All lines below must be repeated exactly, with the pictures omitted.

◇ ◇ ◇

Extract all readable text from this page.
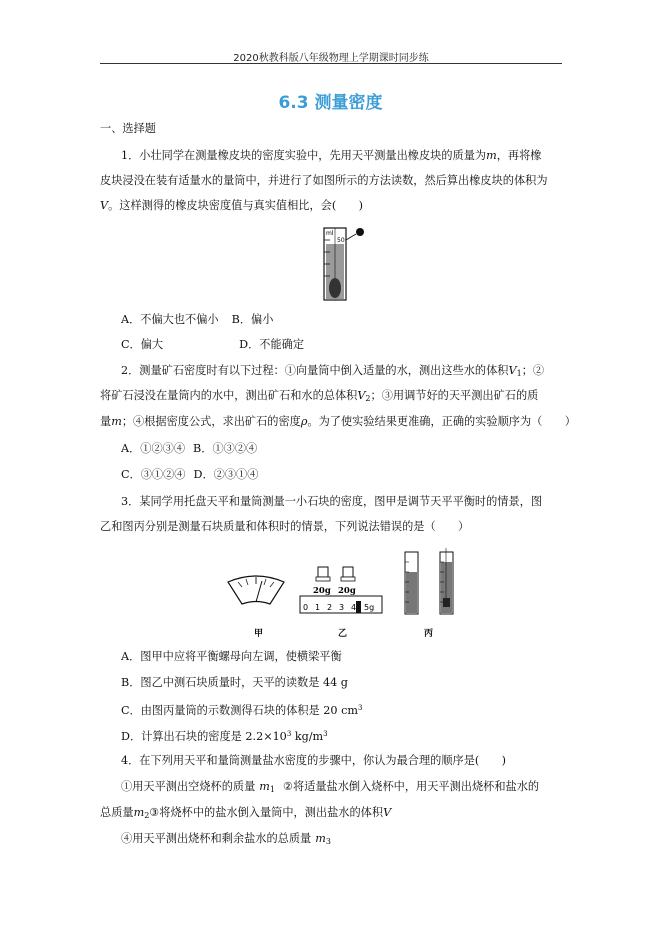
2020秋教科版八年级物理上学期课时同步练
6.3 测量密度
一、选择题
1．小壮同学在测量橡皮块的密度实验中，先用天平测量出橡皮块的质量为m，再将橡
皮块浸没在装有适量水的量筒中，并进行了如图所示的方法读数，然后算出橡皮块的体积为
V。这样测得的橡皮块密度值与真实值相比，会(　　)
ml
50
A．不偏大也不偏小 B．偏小
C．偏大	D．不能确定
2．测量矿石密度时有以下过程：①向量筒中倒入适量的水，测出这些水的体积$V_1$；②
将矿石浸没在量筒内的水中，测出矿石和水的总体积$V_2$；③用调节好的天平测出矿石的质
量m；④根据密度公式，求出矿石的密度ρ。为了使实验结果更准确，正确的实验顺序为（　　）
A．①②③④ B．①③②④
C．③①②④ D．②③①④
3．某同学用托盘天平和量筒测量一小石块的密度，图甲是调节天平平衡时的情景，图
乙和图丙分别是测量石块质量和体积时的情景，下列说法错误的是（　　）
甲
20g 20g
0 1 2 3 4 5g
乙	丙
A．图甲中应将平衡螺母向左调，使横梁平衡
B．图乙中测石块质量时，天平的读数是 44 g
C．由图丙量筒的示数测得石块的体积是 20 $cm^3$
D．计算出石块的密度是 $2.2\times 10^3$ $kg/m^3$
4．在下列用天平和量筒测量盐水密度的步骤中，你认为最合理的顺序是(　　)
①用天平测出空烧杯的质量 $m_1$ ②将适量盐水倒入烧杯中，用天平测出烧杯和盐水的
总质量$m_2③$将烧杯中的盐水倒入量筒中，测出盐水的体积V
④用天平测出烧杯和剩余盐水的总质量 $m_3$
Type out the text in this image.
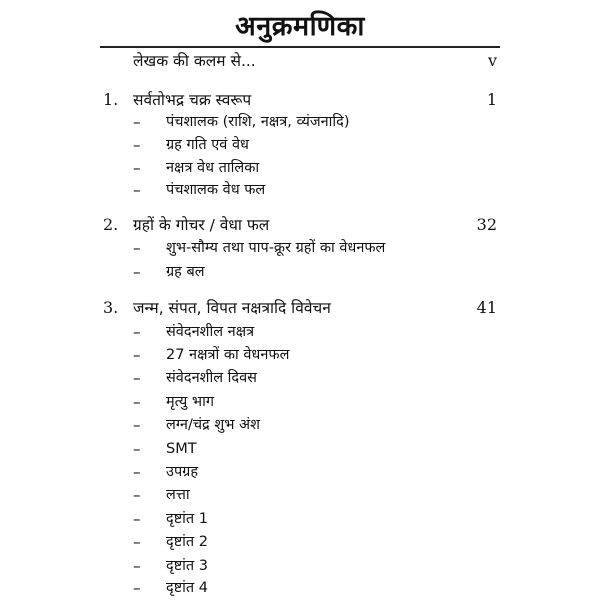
अनुक्रमणिका
लेखक की कलम से...	v
1. सर्वतोभद्र चक्र स्वरूप	1
– पंचशालक (राशि, नक्षत्र, व्यंजनादि)
– ग्रह गति एवं वेध
– नक्षत्र वेध तालिका
– पंचशालक वेध फल
2. ग्रहों के गोचर / वेधा फल	32
– शुभ-सौम्य तथा पाप-क्रूर ग्रहों का वेधनफल
– ग्रह बल
3. जन्म, संपत, विपत नक्षत्रादि विवेचन	41
– संवेदनशील नक्षत्र
– 27 नक्षत्रों का वेधनफल
– संवेदनशील दिवस
– मृत्यु भाग
– लग्न/चंद्र शुभ अंश
– SMT
– उपग्रह
– लत्ता
– दृष्टांत 1
– दृष्टांत 2
– दृष्टांत 3
– दृष्टांत 4
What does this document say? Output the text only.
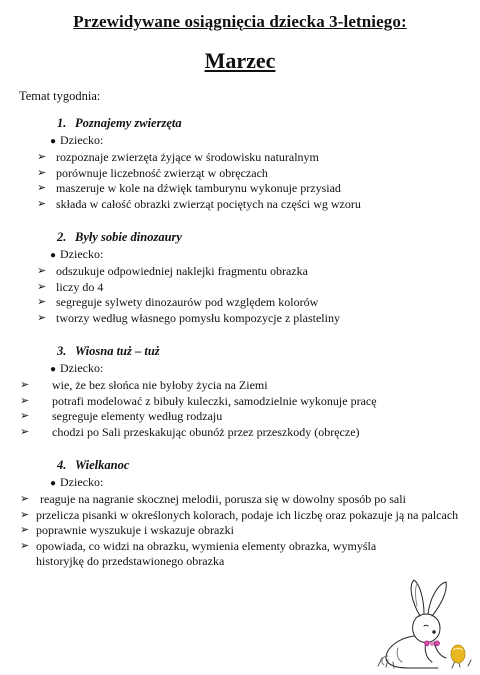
Przewidywane osiągnięcia dziecka 3-letniego:
Marzec
Temat tygodnia:
1. Poznajemy zwierzęta
● Dziecko:
➢ rozpoznaje zwierzęta żyjące w środowisku naturalnym
➢ porównuje liczebność zwierząt w obręczach
➢ maszeruje w kole na dźwięk tamburynu wykonuje przysiad
➢ składa w całość obrazki zwierząt pociętych na części wg wzoru
2. Były sobie dinozaury
● Dziecko:
➢ odszukuje odpowiedniej naklejki fragmentu obrazka
➢ liczy do 4
➢ segreguje sylwety dinozaurów pod względem kolorów
➢ tworzy według własnego pomysłu kompozycje z plasteliny
3. Wiosna tuż – tuż
● Dziecko:
➢ wie, że bez słońca nie byłoby życia na Ziemi
➢ potrafi modelować z bibuły kuleczki, samodzielnie wykonuje pracę
➢ segreguje elementy według rodzaju
➢ chodzi po Sali przeskakując obunóż przez przeszkody (obręcze)
4. Wielkanoc
● Dziecko:
➢ reaguje na nagranie skocznej melodii, porusza się w dowolny sposób po sali
➢ przelicza pisanki w określonych kolorach, podaje ich liczbę oraz pokazuje ją na palcach
➢ poprawnie wyszukuje i wskazuje obrazki
➢ opowiada, co widzi na obrazku, wymienia elementy obrazka, wymyśla historyjkę do przedstawionego obrazka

◇ ◇ ◇

Task response:
Extract all readable text from this page.
2020秋教科版八年级物理上学期课时同步练
6.3 测量密度
一、选择题
1．小壮同学在测量橡皮块的密度实验中，先用天平测量出橡皮块的质量为m，再将橡
皮块浸没在装有适量水的量筒中，并进行了如图所示的方法读数，然后算出橡皮块的体积为
V。这样测得的橡皮块密度值与真实值相比，会(　　)
ml
50
A．不偏大也不偏小 B．偏小
C．偏大	D．不能确定
2．测量矿石密度时有以下过程：①向量筒中倒入适量的水，测出这些水的体积$V_1$；②
将矿石浸没在量筒内的水中，测出矿石和水的总体积$V_2$；③用调节好的天平测出矿石的质
量m；④根据密度公式，求出矿石的密度ρ。为了使实验结果更准确，正确的实验顺序为（　　）
A．①②③④ B．①③②④
C．③①②④ D．②③①④
3．某同学用托盘天平和量筒测量一小石块的密度，图甲是调节天平平衡时的情景，图
乙和图丙分别是测量石块质量和体积时的情景，下列说法错误的是（　　）
甲
20g 20g
0 1 2 3 4 5g
乙	丙
A．图甲中应将平衡螺母向左调，使横梁平衡
B．图乙中测石块质量时，天平的读数是 44 g
C．由图丙量筒的示数测得石块的体积是 20 $cm^3$
D．计算出石块的密度是 $2.2\times 10^3$ $kg/m^3$
4．在下列用天平和量筒测量盐水密度的步骤中，你认为最合理的顺序是(　　)
①用天平测出空烧杯的质量 $m_1$ ②将适量盐水倒入烧杯中，用天平测出烧杯和盐水的
总质量$m_2③$将烧杯中的盐水倒入量筒中，测出盐水的体积V
④用天平测出烧杯和剩余盐水的总质量 $m_3$
Type out the text in this image.
अनुक्रमणिका
लेखक की कलम से...	v
1. सर्वतोभद्र चक्र स्वरूप	1
– पंचशालक (राशि, नक्षत्र, व्यंजनादि)
– ग्रह गति एवं वेध
– नक्षत्र वेध तालिका
– पंचशालक वेध फल
2. ग्रहों के गोचर / वेधा फल	32
– शुभ-सौम्य तथा पाप-क्रूर ग्रहों का वेधनफल
– ग्रह बल
3. जन्म, संपत, विपत नक्षत्रादि विवेचन	41
– संवेदनशील नक्षत्र
– 27 नक्षत्रों का वेधनफल
– संवेदनशील दिवस
– मृत्यु भाग
– लग्न/चंद्र शुभ अंश
– SMT
– उपग्रह
– लत्ता
– दृष्टांत 1
– दृष्टांत 2
– दृष्टांत 3
– दृष्टांत 4
What does this document say? Output the text only.
Przewidywane osiągnięcia dziecka 3-letniego:
Marzec
Temat tygodnia:
1. Poznajemy zwierzęta
● Dziecko:
➢ rozpoznaje zwierzęta żyjące w środowisku naturalnym
➢ porównuje liczebność zwierząt w obręczach
➢ maszeruje w kole na dźwięk tamburynu wykonuje przysiad
➢ składa w całość obrazki zwierząt pociętych na części wg wzoru
2. Były sobie dinozaury
● Dziecko:
➢ odszukuje odpowiedniej naklejki fragmentu obrazka
➢ liczy do 4
➢ segreguje sylwety dinozaurów pod względem kolorów
➢ tworzy według własnego pomysłu kompozycje z plasteliny
3. Wiosna tuż – tuż
● Dziecko:
➢ wie, że bez słońca nie byłoby życia na Ziemi
➢ potrafi modelować z bibuły kuleczki, samodzielnie wykonuje pracę
➢ segreguje elementy według rodzaju
➢ chodzi po Sali przeskakując obunóż przez przeszkody (obręcze)
4. Wielkanoc
● Dziecko:
➢ reaguje na nagranie skocznej melodii, porusza się w dowolny sposób po sali
➢ przelicza pisanki w określonych kolorach, podaje ich liczbę oraz pokazuje ją na palcach
➢ poprawnie wyszukuje i wskazuje obrazki
➢ opowiada, co widzi na obrazku, wymienia elementy obrazka, wymyśla historyjkę do przedstawionego obrazka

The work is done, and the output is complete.